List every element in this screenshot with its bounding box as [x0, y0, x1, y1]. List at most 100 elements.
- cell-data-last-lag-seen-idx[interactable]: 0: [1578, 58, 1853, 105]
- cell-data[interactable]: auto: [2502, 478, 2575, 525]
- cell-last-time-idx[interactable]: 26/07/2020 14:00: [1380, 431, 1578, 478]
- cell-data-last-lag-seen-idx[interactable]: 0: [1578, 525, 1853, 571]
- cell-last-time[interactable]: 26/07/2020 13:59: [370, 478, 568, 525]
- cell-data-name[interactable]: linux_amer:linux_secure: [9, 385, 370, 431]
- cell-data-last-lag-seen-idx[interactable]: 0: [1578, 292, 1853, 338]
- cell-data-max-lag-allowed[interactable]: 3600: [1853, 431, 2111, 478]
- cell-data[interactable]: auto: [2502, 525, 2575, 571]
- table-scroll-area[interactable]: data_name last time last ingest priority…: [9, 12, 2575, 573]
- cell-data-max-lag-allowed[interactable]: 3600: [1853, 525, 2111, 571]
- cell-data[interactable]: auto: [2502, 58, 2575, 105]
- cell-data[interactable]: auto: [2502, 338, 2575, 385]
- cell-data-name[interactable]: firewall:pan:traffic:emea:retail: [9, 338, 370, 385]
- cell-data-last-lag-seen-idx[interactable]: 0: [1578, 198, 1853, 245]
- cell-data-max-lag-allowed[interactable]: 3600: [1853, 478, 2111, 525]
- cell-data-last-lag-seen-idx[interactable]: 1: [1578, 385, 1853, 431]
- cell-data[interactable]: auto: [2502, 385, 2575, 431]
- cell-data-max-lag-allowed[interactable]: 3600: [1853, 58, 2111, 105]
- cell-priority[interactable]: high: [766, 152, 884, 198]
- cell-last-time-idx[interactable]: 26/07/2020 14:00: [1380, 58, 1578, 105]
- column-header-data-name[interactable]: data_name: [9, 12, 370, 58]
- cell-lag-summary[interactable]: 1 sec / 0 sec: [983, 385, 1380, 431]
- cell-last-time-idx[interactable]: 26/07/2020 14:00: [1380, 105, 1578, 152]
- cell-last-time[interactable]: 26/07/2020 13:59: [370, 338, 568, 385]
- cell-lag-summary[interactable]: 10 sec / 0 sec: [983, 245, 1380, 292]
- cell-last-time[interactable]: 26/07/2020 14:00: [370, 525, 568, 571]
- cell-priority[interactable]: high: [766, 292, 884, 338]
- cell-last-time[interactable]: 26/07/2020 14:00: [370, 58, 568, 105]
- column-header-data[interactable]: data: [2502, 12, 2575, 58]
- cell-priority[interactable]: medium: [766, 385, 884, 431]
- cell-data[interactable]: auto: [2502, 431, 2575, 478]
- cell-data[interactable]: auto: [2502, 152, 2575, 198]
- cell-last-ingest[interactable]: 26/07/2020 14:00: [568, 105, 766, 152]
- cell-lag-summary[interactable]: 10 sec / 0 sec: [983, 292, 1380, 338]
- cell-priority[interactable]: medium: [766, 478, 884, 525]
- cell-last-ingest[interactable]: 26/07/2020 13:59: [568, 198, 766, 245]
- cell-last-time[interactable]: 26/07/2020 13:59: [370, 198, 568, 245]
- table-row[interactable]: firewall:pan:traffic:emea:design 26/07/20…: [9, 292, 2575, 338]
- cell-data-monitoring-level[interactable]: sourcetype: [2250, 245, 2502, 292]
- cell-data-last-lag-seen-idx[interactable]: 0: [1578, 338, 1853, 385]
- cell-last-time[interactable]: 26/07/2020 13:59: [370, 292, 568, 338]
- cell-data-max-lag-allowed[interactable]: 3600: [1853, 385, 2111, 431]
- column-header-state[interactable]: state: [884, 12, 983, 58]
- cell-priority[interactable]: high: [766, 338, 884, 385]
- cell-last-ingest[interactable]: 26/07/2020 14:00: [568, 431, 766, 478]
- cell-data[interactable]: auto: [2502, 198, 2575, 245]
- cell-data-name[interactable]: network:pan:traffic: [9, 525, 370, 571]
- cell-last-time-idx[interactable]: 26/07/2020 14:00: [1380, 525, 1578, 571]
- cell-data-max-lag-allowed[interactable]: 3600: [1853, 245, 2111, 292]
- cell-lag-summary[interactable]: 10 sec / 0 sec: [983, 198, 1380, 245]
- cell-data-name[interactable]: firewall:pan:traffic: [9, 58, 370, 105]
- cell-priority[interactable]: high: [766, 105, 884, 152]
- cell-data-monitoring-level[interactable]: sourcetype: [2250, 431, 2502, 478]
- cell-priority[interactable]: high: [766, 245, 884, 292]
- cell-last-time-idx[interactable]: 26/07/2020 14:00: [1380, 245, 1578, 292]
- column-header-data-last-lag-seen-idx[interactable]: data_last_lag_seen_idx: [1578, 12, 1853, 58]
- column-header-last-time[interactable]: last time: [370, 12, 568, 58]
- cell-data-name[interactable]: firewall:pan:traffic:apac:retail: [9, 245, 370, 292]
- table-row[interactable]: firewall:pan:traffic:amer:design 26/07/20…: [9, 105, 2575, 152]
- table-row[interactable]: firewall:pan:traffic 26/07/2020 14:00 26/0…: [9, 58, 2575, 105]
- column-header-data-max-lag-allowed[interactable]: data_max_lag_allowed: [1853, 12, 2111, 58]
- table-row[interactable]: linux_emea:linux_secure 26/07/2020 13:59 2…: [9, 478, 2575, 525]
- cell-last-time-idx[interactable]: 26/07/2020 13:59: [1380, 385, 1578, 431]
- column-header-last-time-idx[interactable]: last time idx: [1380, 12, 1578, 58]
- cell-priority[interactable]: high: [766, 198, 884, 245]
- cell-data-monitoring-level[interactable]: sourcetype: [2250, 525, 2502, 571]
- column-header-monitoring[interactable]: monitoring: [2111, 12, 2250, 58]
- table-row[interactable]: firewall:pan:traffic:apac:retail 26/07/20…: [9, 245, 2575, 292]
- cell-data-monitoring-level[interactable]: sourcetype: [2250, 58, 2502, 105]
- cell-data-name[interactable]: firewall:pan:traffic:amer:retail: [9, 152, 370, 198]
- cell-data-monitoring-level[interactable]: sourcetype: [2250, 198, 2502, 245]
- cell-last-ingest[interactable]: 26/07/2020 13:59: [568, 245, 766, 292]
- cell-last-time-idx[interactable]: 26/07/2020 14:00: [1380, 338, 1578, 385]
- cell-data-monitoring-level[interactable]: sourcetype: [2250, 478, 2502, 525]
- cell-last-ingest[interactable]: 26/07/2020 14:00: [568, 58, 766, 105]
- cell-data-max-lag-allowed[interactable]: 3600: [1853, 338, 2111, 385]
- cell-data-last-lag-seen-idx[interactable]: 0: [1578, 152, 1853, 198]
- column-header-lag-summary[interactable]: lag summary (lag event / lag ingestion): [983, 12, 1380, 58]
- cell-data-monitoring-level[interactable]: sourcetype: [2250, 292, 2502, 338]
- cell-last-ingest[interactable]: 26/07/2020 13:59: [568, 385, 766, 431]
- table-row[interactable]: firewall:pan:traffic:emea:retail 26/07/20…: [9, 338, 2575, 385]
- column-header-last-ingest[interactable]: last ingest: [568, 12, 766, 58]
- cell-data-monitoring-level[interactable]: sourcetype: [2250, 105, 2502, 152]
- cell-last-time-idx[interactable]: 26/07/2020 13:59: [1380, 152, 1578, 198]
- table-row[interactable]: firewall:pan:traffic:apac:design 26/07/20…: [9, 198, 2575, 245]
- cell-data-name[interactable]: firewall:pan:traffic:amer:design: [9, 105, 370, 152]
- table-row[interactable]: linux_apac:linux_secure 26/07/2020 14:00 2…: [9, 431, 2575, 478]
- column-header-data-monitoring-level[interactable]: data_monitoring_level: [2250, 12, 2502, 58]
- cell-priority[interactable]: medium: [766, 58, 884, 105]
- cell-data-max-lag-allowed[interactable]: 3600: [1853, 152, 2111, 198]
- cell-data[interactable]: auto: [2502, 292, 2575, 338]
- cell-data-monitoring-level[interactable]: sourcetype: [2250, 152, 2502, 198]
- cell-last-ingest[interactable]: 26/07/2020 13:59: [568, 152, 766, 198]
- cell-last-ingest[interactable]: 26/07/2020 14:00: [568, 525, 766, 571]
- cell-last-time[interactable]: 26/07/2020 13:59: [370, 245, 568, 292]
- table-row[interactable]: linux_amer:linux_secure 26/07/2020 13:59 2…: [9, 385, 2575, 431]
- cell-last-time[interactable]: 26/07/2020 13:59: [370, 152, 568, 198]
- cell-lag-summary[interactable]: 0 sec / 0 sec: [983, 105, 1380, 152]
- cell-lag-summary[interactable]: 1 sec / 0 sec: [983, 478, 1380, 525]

++++++

SZCZEGÓŁY ZADANIA
Wypisz bez żadnych zmian pozycje od samego początku aż do wiersza zawierającego „58, 2111, 105]” włącznie.

ODPOWIEDŹ DO ZADANIA
List every element in this screenshot with its bounding box as [x0, y0, x1, y1]. List at most 100 elements.
- cell-data-last-lag-seen-idx[interactable]: 0: [1578, 58, 1853, 105]
- cell-data[interactable]: auto: [2502, 478, 2575, 525]
- cell-last-time-idx[interactable]: 26/07/2020 14:00: [1380, 431, 1578, 478]
- cell-data-last-lag-seen-idx[interactable]: 0: [1578, 525, 1853, 571]
- cell-last-time[interactable]: 26/07/2020 13:59: [370, 478, 568, 525]
- cell-data-name[interactable]: linux_amer:linux_secure: [9, 385, 370, 431]
- cell-data-last-lag-seen-idx[interactable]: 0: [1578, 292, 1853, 338]
- cell-data-max-lag-allowed[interactable]: 3600: [1853, 431, 2111, 478]
- cell-data[interactable]: auto: [2502, 525, 2575, 571]
- table-scroll-area[interactable]: data_name last time last ingest priority…: [9, 12, 2575, 573]
- cell-data-max-lag-allowed[interactable]: 3600: [1853, 525, 2111, 571]
- cell-data[interactable]: auto: [2502, 58, 2575, 105]
- cell-data[interactable]: auto: [2502, 338, 2575, 385]
- cell-data-name[interactable]: firewall:pan:traffic:emea:retail: [9, 338, 370, 385]
- cell-data-last-lag-seen-idx[interactable]: 0: [1578, 198, 1853, 245]
- cell-data-max-lag-allowed[interactable]: 3600: [1853, 478, 2111, 525]
- cell-data-last-lag-seen-idx[interactable]: 1: [1578, 385, 1853, 431]
- cell-data[interactable]: auto: [2502, 385, 2575, 431]
- cell-data-max-lag-allowed[interactable]: 3600: [1853, 58, 2111, 105]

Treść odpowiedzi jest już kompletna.